- _Instructions to follow_
Identify the lines bearing the string "BESCHUSSES" and gather them.

(Lines of data)

◆ ◆ ◆ ◆ ◆ ◆ ◆

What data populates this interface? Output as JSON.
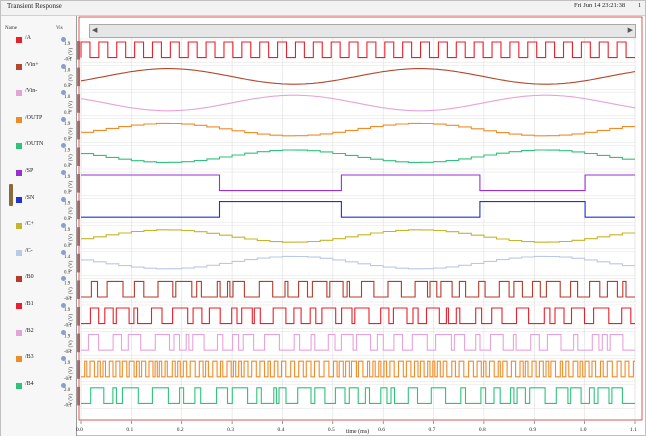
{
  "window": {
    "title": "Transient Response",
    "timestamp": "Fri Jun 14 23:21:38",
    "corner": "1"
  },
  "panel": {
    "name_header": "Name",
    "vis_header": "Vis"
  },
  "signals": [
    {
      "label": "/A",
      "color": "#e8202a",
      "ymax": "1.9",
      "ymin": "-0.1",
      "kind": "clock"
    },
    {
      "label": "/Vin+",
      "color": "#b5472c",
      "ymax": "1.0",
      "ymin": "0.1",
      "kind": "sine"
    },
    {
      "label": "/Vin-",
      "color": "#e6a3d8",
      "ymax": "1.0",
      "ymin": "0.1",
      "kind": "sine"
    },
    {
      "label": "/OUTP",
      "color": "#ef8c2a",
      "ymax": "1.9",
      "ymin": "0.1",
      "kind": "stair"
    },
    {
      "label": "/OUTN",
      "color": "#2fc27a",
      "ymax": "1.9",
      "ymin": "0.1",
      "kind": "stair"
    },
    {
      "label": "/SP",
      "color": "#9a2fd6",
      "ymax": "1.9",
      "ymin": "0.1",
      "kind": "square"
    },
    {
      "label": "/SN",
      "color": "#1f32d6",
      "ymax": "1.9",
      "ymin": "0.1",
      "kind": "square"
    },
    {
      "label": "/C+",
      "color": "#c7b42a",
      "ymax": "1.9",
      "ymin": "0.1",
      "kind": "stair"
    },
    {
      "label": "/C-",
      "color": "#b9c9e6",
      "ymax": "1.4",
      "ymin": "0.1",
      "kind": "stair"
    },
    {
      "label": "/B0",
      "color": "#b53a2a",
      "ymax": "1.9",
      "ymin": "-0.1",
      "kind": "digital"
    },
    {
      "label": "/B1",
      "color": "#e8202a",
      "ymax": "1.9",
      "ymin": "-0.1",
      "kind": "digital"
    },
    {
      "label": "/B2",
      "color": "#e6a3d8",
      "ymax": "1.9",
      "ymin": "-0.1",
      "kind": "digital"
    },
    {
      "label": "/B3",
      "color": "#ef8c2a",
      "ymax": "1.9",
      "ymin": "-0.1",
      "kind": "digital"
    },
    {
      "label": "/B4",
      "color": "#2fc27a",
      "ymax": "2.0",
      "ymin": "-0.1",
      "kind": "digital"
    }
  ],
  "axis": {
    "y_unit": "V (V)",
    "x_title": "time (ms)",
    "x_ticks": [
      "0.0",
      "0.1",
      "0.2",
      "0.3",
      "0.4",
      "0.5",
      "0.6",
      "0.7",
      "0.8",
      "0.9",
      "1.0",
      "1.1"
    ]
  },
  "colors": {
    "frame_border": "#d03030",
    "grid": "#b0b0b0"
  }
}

◆ ◆ ◆ ◆ ◆ ◆ ◆

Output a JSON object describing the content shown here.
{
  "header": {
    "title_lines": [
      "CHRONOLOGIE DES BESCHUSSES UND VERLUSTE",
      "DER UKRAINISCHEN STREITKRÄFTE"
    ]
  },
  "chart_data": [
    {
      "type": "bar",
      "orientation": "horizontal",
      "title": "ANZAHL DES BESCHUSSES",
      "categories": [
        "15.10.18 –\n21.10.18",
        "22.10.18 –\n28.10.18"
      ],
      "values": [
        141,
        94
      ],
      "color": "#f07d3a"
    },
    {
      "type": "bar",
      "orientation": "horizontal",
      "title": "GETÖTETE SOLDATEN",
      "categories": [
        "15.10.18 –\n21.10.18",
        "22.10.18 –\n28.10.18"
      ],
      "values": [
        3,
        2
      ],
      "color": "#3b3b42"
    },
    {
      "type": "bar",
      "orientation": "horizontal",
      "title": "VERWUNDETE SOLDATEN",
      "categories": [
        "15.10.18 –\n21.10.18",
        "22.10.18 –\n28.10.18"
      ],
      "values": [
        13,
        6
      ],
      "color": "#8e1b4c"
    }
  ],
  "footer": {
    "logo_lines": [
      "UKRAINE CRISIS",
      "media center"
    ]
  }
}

◆ ◆ ◆ ◆ ◆ ◆ ◆

- _Completed exercise_
      "CHRONOLOGIE DES BESCHUSSES UND VERLUSTE",
      "title": "ANZAHL DES BESCHUSSES",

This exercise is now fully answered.